# EXERCISE BRIEF
Go through the entries and say how many lines contain the string "data". The number is the whole answer.
====== TASK MATERIAL ======
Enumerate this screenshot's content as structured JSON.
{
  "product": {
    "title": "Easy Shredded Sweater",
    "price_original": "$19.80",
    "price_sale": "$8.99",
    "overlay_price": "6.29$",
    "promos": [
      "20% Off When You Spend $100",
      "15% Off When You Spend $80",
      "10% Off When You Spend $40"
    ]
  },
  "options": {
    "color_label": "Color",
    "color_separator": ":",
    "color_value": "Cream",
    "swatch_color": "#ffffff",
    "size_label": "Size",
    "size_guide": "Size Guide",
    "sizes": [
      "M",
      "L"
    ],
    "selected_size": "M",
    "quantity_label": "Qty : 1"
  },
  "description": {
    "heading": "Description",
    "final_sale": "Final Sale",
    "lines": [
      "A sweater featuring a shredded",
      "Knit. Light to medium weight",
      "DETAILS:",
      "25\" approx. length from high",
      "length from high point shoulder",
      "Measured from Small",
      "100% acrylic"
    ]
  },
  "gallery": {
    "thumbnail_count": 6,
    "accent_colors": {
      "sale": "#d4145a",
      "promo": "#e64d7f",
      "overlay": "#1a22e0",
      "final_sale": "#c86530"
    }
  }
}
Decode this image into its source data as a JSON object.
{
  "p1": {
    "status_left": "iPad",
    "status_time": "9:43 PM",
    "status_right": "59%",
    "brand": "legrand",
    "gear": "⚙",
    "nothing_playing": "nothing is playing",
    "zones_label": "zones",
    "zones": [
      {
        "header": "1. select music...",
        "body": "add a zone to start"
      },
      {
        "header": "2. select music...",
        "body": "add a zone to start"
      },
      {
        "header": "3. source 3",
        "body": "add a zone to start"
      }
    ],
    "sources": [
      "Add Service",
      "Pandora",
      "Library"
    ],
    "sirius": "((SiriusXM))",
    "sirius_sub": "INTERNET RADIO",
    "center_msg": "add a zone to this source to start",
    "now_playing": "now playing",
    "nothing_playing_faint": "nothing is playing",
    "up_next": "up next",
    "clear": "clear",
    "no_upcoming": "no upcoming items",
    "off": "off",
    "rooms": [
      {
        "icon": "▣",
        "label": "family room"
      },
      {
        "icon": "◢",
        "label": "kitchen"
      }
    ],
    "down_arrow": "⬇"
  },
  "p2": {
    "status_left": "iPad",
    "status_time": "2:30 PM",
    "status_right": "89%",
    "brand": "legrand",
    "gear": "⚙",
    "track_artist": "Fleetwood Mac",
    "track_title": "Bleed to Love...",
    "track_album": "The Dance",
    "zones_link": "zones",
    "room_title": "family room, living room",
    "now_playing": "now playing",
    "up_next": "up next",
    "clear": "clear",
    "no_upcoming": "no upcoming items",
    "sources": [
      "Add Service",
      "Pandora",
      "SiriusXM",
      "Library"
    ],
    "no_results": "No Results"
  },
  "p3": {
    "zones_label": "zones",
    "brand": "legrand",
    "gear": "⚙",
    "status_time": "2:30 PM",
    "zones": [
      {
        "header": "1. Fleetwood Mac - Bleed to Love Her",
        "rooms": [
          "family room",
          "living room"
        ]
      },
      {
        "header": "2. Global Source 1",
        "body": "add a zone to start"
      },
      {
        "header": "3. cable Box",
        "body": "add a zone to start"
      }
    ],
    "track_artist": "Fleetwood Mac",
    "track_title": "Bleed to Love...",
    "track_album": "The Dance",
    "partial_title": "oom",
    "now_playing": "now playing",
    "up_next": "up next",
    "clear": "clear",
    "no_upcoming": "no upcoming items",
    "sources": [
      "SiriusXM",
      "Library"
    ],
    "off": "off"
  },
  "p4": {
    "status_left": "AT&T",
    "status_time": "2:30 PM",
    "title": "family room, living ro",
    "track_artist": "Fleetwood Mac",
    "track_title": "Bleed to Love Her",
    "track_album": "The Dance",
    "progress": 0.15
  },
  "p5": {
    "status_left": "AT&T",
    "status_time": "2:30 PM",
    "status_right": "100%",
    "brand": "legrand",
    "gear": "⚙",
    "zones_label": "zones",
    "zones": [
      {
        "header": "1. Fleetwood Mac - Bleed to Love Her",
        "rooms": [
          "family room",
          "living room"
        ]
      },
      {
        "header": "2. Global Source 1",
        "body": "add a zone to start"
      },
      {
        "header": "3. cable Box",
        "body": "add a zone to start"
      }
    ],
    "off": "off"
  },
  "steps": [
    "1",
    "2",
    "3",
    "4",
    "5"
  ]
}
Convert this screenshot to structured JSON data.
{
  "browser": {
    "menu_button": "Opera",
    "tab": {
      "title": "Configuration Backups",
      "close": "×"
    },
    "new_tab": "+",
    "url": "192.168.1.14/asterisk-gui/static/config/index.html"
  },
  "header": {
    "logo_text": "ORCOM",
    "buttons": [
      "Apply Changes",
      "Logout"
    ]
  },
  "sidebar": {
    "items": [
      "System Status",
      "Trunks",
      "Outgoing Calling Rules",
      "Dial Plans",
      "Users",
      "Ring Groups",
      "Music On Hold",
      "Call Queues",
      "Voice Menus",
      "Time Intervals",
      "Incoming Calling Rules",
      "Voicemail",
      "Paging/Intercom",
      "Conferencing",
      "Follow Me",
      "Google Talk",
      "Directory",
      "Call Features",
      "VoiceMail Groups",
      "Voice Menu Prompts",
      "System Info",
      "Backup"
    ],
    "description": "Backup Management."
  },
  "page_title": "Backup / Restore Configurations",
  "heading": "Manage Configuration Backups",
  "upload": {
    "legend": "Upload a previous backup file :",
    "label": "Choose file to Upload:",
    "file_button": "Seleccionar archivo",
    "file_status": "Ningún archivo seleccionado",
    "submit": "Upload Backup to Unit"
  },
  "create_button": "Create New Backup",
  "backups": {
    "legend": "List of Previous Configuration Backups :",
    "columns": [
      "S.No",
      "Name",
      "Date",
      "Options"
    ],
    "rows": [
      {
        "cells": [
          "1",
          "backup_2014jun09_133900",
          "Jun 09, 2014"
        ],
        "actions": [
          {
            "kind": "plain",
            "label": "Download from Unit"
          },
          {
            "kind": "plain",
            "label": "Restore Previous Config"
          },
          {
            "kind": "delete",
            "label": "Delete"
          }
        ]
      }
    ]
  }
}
======
# THE SOLUTION
2